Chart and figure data
===============

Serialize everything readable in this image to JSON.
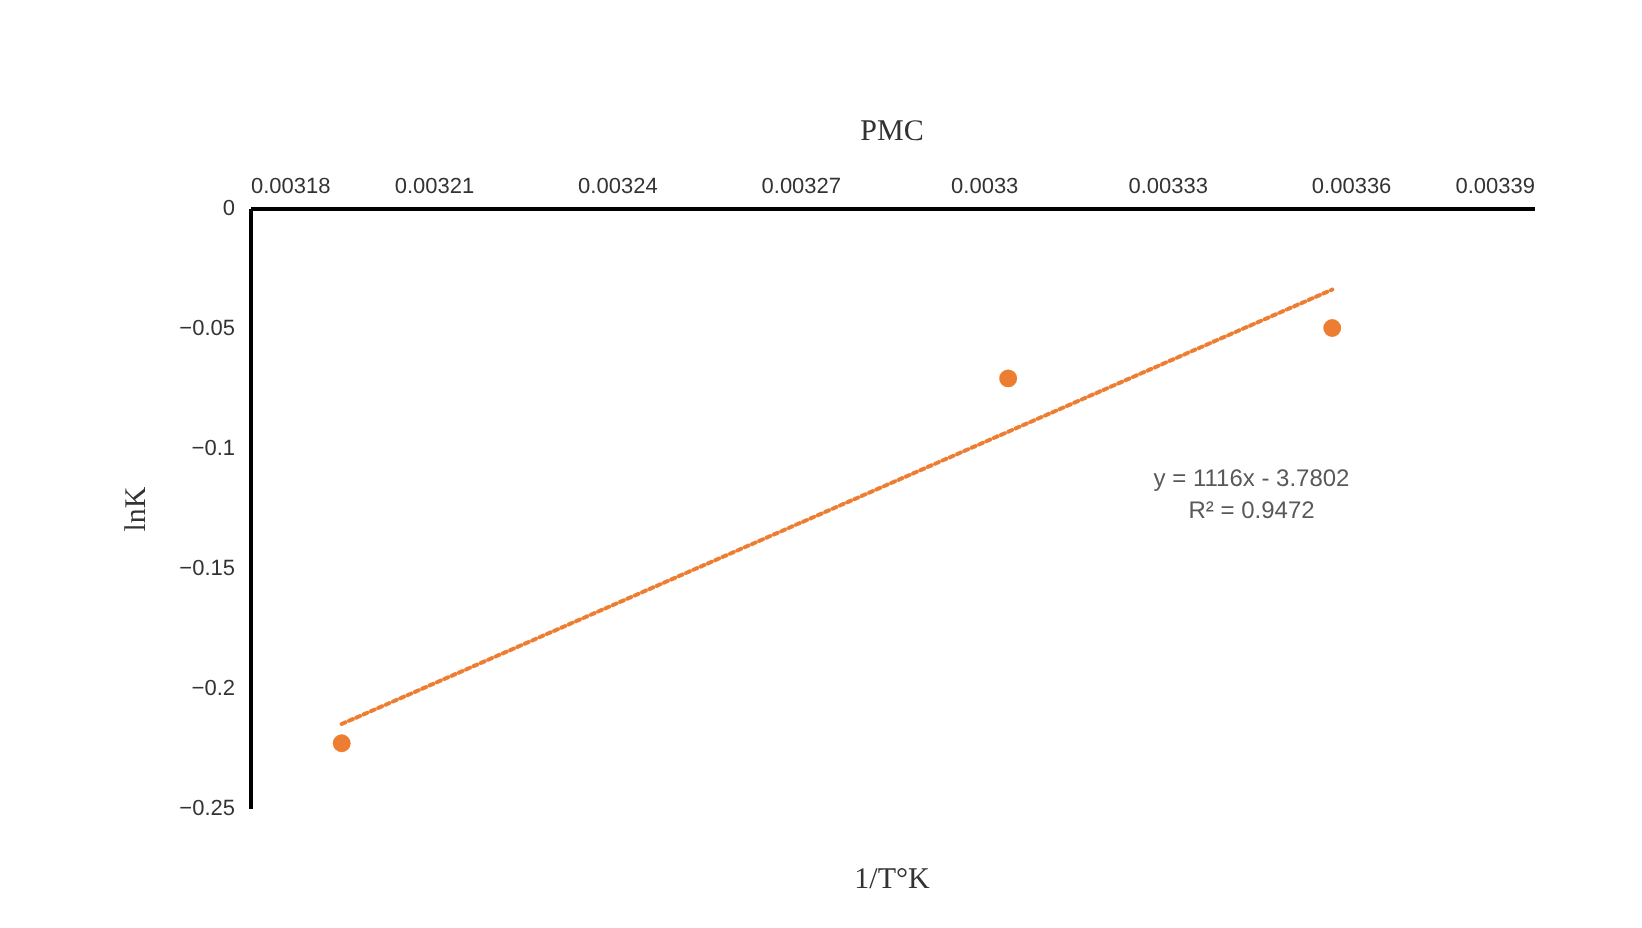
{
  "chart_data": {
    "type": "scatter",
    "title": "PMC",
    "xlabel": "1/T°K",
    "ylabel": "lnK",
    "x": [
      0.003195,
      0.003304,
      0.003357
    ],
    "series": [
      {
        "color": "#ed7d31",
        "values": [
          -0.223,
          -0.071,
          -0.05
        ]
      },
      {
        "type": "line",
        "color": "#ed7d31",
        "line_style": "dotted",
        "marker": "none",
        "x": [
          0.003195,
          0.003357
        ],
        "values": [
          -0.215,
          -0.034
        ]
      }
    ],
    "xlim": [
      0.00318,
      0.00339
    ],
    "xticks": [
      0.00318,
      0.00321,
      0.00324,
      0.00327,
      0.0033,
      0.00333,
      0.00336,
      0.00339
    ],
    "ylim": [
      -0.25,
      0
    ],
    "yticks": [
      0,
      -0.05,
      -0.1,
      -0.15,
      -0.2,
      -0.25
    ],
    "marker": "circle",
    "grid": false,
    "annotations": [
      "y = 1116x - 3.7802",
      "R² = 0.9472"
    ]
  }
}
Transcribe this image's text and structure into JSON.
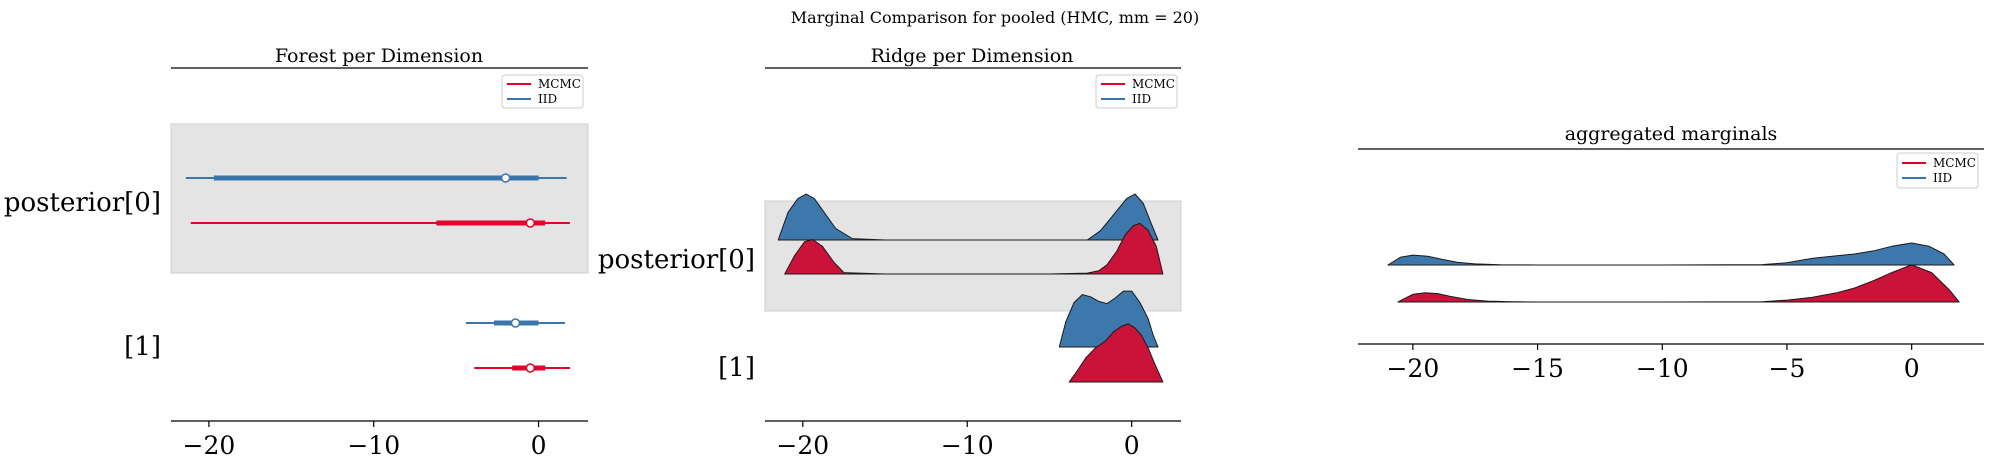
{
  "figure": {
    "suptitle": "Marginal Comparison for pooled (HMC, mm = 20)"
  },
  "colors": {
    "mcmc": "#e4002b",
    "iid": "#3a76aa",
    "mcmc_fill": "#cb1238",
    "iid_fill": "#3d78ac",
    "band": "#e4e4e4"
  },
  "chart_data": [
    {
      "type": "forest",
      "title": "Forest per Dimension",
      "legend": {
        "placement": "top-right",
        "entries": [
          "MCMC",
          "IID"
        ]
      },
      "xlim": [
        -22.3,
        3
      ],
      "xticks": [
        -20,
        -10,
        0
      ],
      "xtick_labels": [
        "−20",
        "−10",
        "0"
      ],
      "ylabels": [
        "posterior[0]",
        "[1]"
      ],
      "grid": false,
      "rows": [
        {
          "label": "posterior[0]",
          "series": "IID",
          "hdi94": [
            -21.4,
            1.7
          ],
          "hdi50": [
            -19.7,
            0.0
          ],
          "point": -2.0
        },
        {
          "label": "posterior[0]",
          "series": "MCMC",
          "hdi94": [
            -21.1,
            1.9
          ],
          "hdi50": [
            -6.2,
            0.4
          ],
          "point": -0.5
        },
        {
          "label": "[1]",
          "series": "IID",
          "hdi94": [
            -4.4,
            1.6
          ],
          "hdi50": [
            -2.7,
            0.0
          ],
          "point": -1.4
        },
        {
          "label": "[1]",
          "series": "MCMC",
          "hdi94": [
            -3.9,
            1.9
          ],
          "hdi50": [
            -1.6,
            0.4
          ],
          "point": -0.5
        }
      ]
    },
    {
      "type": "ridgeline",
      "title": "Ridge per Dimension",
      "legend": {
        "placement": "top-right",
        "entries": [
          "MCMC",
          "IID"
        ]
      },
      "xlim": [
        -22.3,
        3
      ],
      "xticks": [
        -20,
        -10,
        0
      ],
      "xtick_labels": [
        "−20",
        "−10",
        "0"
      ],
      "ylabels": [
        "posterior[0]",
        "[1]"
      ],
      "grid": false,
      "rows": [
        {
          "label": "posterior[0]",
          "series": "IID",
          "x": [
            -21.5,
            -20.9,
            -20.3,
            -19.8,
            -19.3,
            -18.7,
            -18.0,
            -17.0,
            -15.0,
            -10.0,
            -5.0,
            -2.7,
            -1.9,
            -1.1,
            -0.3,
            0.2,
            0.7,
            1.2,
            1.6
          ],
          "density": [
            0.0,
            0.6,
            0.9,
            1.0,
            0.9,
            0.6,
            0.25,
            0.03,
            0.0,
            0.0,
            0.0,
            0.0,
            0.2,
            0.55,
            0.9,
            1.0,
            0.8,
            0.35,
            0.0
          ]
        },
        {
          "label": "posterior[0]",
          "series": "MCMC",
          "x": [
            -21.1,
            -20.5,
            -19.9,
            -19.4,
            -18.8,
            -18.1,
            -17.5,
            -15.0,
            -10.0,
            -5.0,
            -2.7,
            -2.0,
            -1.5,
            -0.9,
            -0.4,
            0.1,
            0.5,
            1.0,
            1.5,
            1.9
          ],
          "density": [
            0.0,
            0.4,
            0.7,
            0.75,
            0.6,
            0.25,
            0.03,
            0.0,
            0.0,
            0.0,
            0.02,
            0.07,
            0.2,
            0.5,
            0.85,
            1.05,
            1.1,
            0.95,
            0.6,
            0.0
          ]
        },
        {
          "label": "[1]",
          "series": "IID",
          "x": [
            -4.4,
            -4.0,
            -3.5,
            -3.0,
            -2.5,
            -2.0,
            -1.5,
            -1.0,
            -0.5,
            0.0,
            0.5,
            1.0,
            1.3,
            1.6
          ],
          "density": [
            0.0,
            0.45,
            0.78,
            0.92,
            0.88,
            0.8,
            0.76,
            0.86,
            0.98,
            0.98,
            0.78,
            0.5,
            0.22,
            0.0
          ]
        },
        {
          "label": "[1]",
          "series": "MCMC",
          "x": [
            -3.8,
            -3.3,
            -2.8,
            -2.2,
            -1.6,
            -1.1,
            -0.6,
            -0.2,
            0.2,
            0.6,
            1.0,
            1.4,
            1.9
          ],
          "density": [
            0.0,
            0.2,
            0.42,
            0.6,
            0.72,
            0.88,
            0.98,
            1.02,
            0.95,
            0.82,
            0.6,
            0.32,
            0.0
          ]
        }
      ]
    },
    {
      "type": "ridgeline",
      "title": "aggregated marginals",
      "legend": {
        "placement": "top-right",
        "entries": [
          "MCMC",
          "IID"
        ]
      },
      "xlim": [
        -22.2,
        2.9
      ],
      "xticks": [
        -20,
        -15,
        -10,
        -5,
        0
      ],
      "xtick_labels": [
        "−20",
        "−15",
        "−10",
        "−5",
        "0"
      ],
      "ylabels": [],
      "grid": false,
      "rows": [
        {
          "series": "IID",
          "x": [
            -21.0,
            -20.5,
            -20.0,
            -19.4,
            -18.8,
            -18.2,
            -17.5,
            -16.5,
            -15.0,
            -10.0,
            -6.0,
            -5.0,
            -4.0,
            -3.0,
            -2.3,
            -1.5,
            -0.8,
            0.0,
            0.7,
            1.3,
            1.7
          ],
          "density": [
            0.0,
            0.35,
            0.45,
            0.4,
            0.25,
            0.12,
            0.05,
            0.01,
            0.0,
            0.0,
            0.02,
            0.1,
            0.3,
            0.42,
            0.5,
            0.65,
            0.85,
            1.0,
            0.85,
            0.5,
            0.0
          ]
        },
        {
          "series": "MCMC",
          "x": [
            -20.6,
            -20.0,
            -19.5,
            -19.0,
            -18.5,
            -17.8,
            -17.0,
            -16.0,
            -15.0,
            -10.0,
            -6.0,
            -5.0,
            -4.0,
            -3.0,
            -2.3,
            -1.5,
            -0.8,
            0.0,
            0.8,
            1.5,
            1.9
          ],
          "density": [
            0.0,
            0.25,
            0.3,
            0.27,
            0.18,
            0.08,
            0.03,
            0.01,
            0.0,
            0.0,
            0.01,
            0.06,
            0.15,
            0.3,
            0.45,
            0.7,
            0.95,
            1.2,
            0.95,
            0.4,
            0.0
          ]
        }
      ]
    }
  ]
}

===============

Copy the data character for character, but drop all pictures from the copy.

> Exercise result:
Serialize everything readable in this image to JSON.
{
  "chart_data": {
    "type": "scatter",
    "title": "PMC",
    "xlabel": "1/T°K",
    "ylabel": "lnK",
    "x": [
      0.003195,
      0.003304,
      0.003357
    ],
    "series": [
      {
        "color": "#ed7d31",
        "values": [
          -0.223,
          -0.071,
          -0.05
        ]
      },
      {
        "type": "line",
        "color": "#ed7d31",
        "line_style": "dotted",
        "marker": "none",
        "x": [
          0.003195,
          0.003357
        ],
        "values": [
          -0.215,
          -0.034
        ]
      }
    ],
    "xlim": [
      0.00318,
      0.00339
    ],
    "xticks": [
      0.00318,
      0.00321,
      0.00324,
      0.00327,
      0.0033,
      0.00333,
      0.00336,
      0.00339
    ],
    "ylim": [
      -0.25,
      0
    ],
    "yticks": [
      0,
      -0.05,
      -0.1,
      -0.15,
      -0.2,
      -0.25
    ],
    "marker": "circle",
    "grid": false,
    "annotations": [
      "y = 1116x - 3.7802",
      "R² = 0.9472"
    ]
  }
}
Transcribe this image's text and structure into JSON.
{
  "figure": {
    "suptitle": "Marginal Comparison for pooled (HMC, mm = 20)"
  },
  "colors": {
    "mcmc": "#e4002b",
    "iid": "#3a76aa",
    "mcmc_fill": "#cb1238",
    "iid_fill": "#3d78ac",
    "band": "#e4e4e4"
  },
  "chart_data": [
    {
      "type": "forest",
      "title": "Forest per Dimension",
      "legend": {
        "placement": "top-right",
        "entries": [
          "MCMC",
          "IID"
        ]
      },
      "xlim": [
        -22.3,
        3
      ],
      "xticks": [
        -20,
        -10,
        0
      ],
      "xtick_labels": [
        "−20",
        "−10",
        "0"
      ],
      "ylabels": [
        "posterior[0]",
        "[1]"
      ],
      "grid": false,
      "rows": [
        {
          "label": "posterior[0]",
          "series": "IID",
          "hdi94": [
            -21.4,
            1.7
          ],
          "hdi50": [
            -19.7,
            0.0
          ],
          "point": -2.0
        },
        {
          "label": "posterior[0]",
          "series": "MCMC",
          "hdi94": [
            -21.1,
            1.9
          ],
          "hdi50": [
            -6.2,
            0.4
          ],
          "point": -0.5
        },
        {
          "label": "[1]",
          "series": "IID",
          "hdi94": [
            -4.4,
            1.6
          ],
          "hdi50": [
            -2.7,
            0.0
          ],
          "point": -1.4
        },
        {
          "label": "[1]",
          "series": "MCMC",
          "hdi94": [
            -3.9,
            1.9
          ],
          "hdi50": [
            -1.6,
            0.4
          ],
          "point": -0.5
        }
      ]
    },
    {
      "type": "ridgeline",
      "title": "Ridge per Dimension",
      "legend": {
        "placement": "top-right",
        "entries": [
          "MCMC",
          "IID"
        ]
      },
      "xlim": [
        -22.3,
        3
      ],
      "xticks": [
        -20,
        -10,
        0
      ],
      "xtick_labels": [
        "−20",
        "−10",
        "0"
      ],
      "ylabels": [
        "posterior[0]",
        "[1]"
      ],
      "grid": false,
      "rows": [
        {
          "label": "posterior[0]",
          "series": "IID",
          "x": [
            -21.5,
            -20.9,
            -20.3,
            -19.8,
            -19.3,
            -18.7,
            -18.0,
            -17.0,
            -15.0,
            -10.0,
            -5.0,
            -2.7,
            -1.9,
            -1.1,
            -0.3,
            0.2,
            0.7,
            1.2,
            1.6
          ],
          "density": [
            0.0,
            0.6,
            0.9,
            1.0,
            0.9,
            0.6,
            0.25,
            0.03,
            0.0,
            0.0,
            0.0,
            0.0,
            0.2,
            0.55,
            0.9,
            1.0,
            0.8,
            0.35,
            0.0
          ]
        },
        {
          "label": "posterior[0]",
          "series": "MCMC",
          "x": [
            -21.1,
            -20.5,
            -19.9,
            -19.4,
            -18.8,
            -18.1,
            -17.5,
            -15.0,
            -10.0,
            -5.0,
            -2.7,
            -2.0,
            -1.5,
            -0.9,
            -0.4,
            0.1,
            0.5,
            1.0,
            1.5,
            1.9
          ],
          "density": [
            0.0,
            0.4,
            0.7,
            0.75,
            0.6,
            0.25,
            0.03,
            0.0,
            0.0,
            0.0,
            0.02,
            0.07,
            0.2,
            0.5,
            0.85,
            1.05,
            1.1,
            0.95,
            0.6,
            0.0
          ]
        },
        {
          "label": "[1]",
          "series": "IID",
          "x": [
            -4.4,
            -4.0,
            -3.5,
            -3.0,
            -2.5,
            -2.0,
            -1.5,
            -1.0,
            -0.5,
            0.0,
            0.5,
            1.0,
            1.3,
            1.6
          ],
          "density": [
            0.0,
            0.45,
            0.78,
            0.92,
            0.88,
            0.8,
            0.76,
            0.86,
            0.98,
            0.98,
            0.78,
            0.5,
            0.22,
            0.0
          ]
        },
        {
          "label": "[1]",
          "series": "MCMC",
          "x": [
            -3.8,
            -3.3,
            -2.8,
            -2.2,
            -1.6,
            -1.1,
            -0.6,
            -0.2,
            0.2,
            0.6,
            1.0,
            1.4,
            1.9
          ],
          "density": [
            0.0,
            0.2,
            0.42,
            0.6,
            0.72,
            0.88,
            0.98,
            1.02,
            0.95,
            0.82,
            0.6,
            0.32,
            0.0
          ]
        }
      ]
    },
    {
      "type": "ridgeline",
      "title": "aggregated marginals",
      "legend": {
        "placement": "top-right",
        "entries": [
          "MCMC",
          "IID"
        ]
      },
      "xlim": [
        -22.2,
        2.9
      ],
      "xticks": [
        -20,
        -15,
        -10,
        -5,
        0
      ],
      "xtick_labels": [
        "−20",
        "−15",
        "−10",
        "−5",
        "0"
      ],
      "ylabels": [],
      "grid": false,
      "rows": [
        {
          "series": "IID",
          "x": [
            -21.0,
            -20.5,
            -20.0,
            -19.4,
            -18.8,
            -18.2,
            -17.5,
            -16.5,
            -15.0,
            -10.0,
            -6.0,
            -5.0,
            -4.0,
            -3.0,
            -2.3,
            -1.5,
            -0.8,
            0.0,
            0.7,
            1.3,
            1.7
          ],
          "density": [
            0.0,
            0.35,
            0.45,
            0.4,
            0.25,
            0.12,
            0.05,
            0.01,
            0.0,
            0.0,
            0.02,
            0.1,
            0.3,
            0.42,
            0.5,
            0.65,
            0.85,
            1.0,
            0.85,
            0.5,
            0.0
          ]
        },
        {
          "series": "MCMC",
          "x": [
            -20.6,
            -20.0,
            -19.5,
            -19.0,
            -18.5,
            -17.8,
            -17.0,
            -16.0,
            -15.0,
            -10.0,
            -6.0,
            -5.0,
            -4.0,
            -3.0,
            -2.3,
            -1.5,
            -0.8,
            0.0,
            0.8,
            1.5,
            1.9
          ],
          "density": [
            0.0,
            0.25,
            0.3,
            0.27,
            0.18,
            0.08,
            0.03,
            0.01,
            0.0,
            0.0,
            0.01,
            0.06,
            0.15,
            0.3,
            0.45,
            0.7,
            0.95,
            1.2,
            0.95,
            0.4,
            0.0
          ]
        }
      ]
    }
  ]
}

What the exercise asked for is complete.